■ Figure content listings:
***
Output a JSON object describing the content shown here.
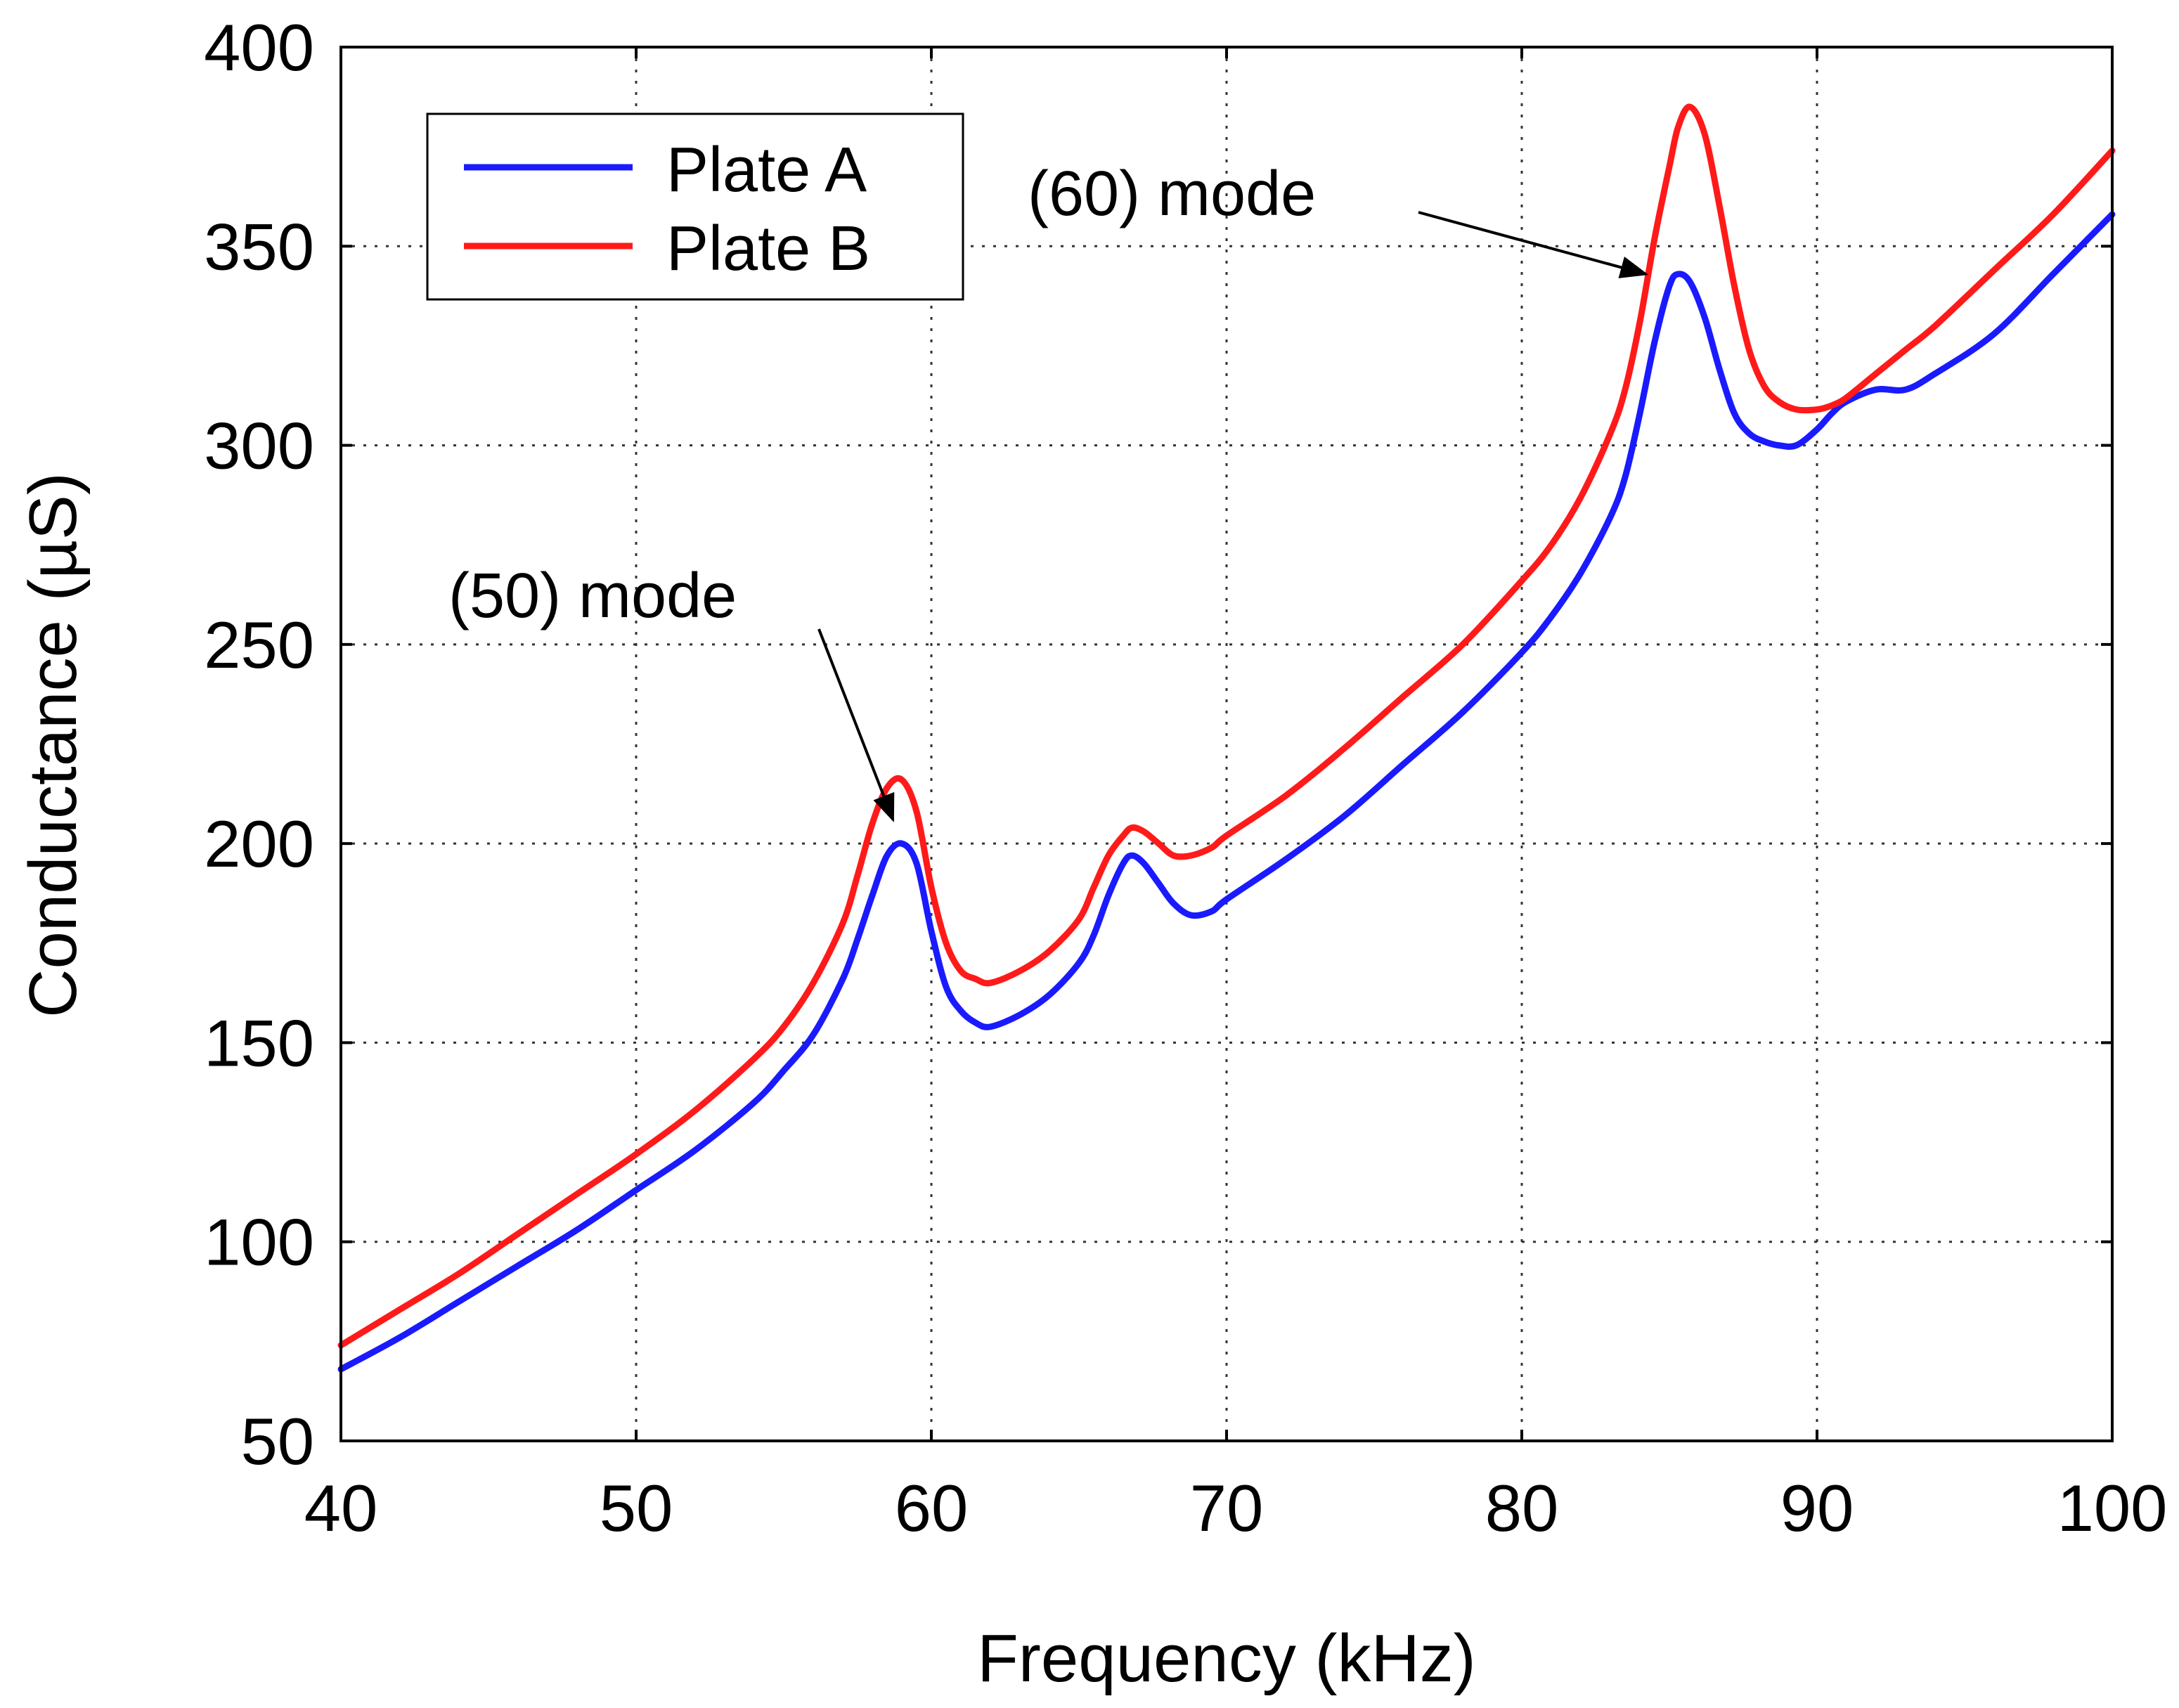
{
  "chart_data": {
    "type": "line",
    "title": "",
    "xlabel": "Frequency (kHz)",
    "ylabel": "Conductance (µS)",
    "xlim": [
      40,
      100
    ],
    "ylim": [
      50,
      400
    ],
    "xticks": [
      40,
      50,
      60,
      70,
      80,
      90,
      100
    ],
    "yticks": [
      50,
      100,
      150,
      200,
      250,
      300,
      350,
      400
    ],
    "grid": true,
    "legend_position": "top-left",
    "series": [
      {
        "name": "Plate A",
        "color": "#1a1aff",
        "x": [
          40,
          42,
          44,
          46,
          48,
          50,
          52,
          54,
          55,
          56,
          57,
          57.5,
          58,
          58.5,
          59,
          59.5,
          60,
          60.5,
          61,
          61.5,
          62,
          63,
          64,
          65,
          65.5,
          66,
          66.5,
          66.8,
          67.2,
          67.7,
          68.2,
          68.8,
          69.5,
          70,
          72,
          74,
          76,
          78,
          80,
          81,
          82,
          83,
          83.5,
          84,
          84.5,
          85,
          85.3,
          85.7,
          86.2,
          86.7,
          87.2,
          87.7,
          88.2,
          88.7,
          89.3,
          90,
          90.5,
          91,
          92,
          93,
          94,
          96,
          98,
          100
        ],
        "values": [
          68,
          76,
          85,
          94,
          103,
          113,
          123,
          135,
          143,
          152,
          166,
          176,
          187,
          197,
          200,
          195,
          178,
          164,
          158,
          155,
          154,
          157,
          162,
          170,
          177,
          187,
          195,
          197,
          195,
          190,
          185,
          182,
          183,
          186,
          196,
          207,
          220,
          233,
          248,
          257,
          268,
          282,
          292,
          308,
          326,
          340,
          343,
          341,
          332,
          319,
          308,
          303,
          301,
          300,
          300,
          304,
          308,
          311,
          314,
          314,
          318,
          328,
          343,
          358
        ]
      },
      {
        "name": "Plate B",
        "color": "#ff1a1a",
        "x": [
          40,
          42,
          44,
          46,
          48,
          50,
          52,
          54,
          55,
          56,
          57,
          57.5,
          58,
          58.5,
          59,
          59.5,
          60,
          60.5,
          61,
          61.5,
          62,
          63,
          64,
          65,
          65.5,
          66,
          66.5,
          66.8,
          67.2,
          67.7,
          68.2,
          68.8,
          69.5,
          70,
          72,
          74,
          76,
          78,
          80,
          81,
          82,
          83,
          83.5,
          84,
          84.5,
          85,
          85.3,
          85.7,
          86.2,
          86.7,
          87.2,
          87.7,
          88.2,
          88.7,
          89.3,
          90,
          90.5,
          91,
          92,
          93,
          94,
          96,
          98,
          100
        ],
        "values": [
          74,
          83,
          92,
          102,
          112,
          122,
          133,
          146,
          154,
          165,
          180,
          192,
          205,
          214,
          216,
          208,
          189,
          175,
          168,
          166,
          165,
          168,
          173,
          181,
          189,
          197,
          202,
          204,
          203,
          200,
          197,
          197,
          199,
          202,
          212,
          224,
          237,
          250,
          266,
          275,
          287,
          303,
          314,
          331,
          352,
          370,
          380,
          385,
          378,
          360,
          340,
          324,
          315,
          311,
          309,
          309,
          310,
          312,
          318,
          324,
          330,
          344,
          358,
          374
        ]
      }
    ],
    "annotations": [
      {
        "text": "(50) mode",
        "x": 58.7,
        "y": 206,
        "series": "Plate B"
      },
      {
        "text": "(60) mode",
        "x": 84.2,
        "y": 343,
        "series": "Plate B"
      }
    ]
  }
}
***
■ Task goal: Reproduce every record above exactly, but leave out the pictures.

■ Written answer:
Output a JSON object describing the content shown here.
{
  "chart_data": {
    "type": "line",
    "title": "",
    "xlabel": "Frequency (kHz)",
    "ylabel": "Conductance (µS)",
    "xlim": [
      40,
      100
    ],
    "ylim": [
      50,
      400
    ],
    "xticks": [
      40,
      50,
      60,
      70,
      80,
      90,
      100
    ],
    "yticks": [
      50,
      100,
      150,
      200,
      250,
      300,
      350,
      400
    ],
    "grid": true,
    "legend_position": "top-left",
    "series": [
      {
        "name": "Plate A",
        "color": "#1a1aff",
        "x": [
          40,
          42,
          44,
          46,
          48,
          50,
          52,
          54,
          55,
          56,
          57,
          57.5,
          58,
          58.5,
          59,
          59.5,
          60,
          60.5,
          61,
          61.5,
          62,
          63,
          64,
          65,
          65.5,
          66,
          66.5,
          66.8,
          67.2,
          67.7,
          68.2,
          68.8,
          69.5,
          70,
          72,
          74,
          76,
          78,
          80,
          81,
          82,
          83,
          83.5,
          84,
          84.5,
          85,
          85.3,
          85.7,
          86.2,
          86.7,
          87.2,
          87.7,
          88.2,
          88.7,
          89.3,
          90,
          90.5,
          91,
          92,
          93,
          94,
          96,
          98,
          100
        ],
        "values": [
          68,
          76,
          85,
          94,
          103,
          113,
          123,
          135,
          143,
          152,
          166,
          176,
          187,
          197,
          200,
          195,
          178,
          164,
          158,
          155,
          154,
          157,
          162,
          170,
          177,
          187,
          195,
          197,
          195,
          190,
          185,
          182,
          183,
          186,
          196,
          207,
          220,
          233,
          248,
          257,
          268,
          282,
          292,
          308,
          326,
          340,
          343,
          341,
          332,
          319,
          308,
          303,
          301,
          300,
          300,
          304,
          308,
          311,
          314,
          314,
          318,
          328,
          343,
          358
        ]
      },
      {
        "name": "Plate B",
        "color": "#ff1a1a",
        "x": [
          40,
          42,
          44,
          46,
          48,
          50,
          52,
          54,
          55,
          56,
          57,
          57.5,
          58,
          58.5,
          59,
          59.5,
          60,
          60.5,
          61,
          61.5,
          62,
          63,
          64,
          65,
          65.5,
          66,
          66.5,
          66.8,
          67.2,
          67.7,
          68.2,
          68.8,
          69.5,
          70,
          72,
          74,
          76,
          78,
          80,
          81,
          82,
          83,
          83.5,
          84,
          84.5,
          85,
          85.3,
          85.7,
          86.2,
          86.7,
          87.2,
          87.7,
          88.2,
          88.7,
          89.3,
          90,
          90.5,
          91,
          92,
          93,
          94,
          96,
          98,
          100
        ],
        "values": [
          74,
          83,
          92,
          102,
          112,
          122,
          133,
          146,
          154,
          165,
          180,
          192,
          205,
          214,
          216,
          208,
          189,
          175,
          168,
          166,
          165,
          168,
          173,
          181,
          189,
          197,
          202,
          204,
          203,
          200,
          197,
          197,
          199,
          202,
          212,
          224,
          237,
          250,
          266,
          275,
          287,
          303,
          314,
          331,
          352,
          370,
          380,
          385,
          378,
          360,
          340,
          324,
          315,
          311,
          309,
          309,
          310,
          312,
          318,
          324,
          330,
          344,
          358,
          374
        ]
      }
    ],
    "annotations": [
      {
        "text": "(50) mode",
        "x": 58.7,
        "y": 206,
        "series": "Plate B"
      },
      {
        "text": "(60) mode",
        "x": 84.2,
        "y": 343,
        "series": "Plate B"
      }
    ]
  }
}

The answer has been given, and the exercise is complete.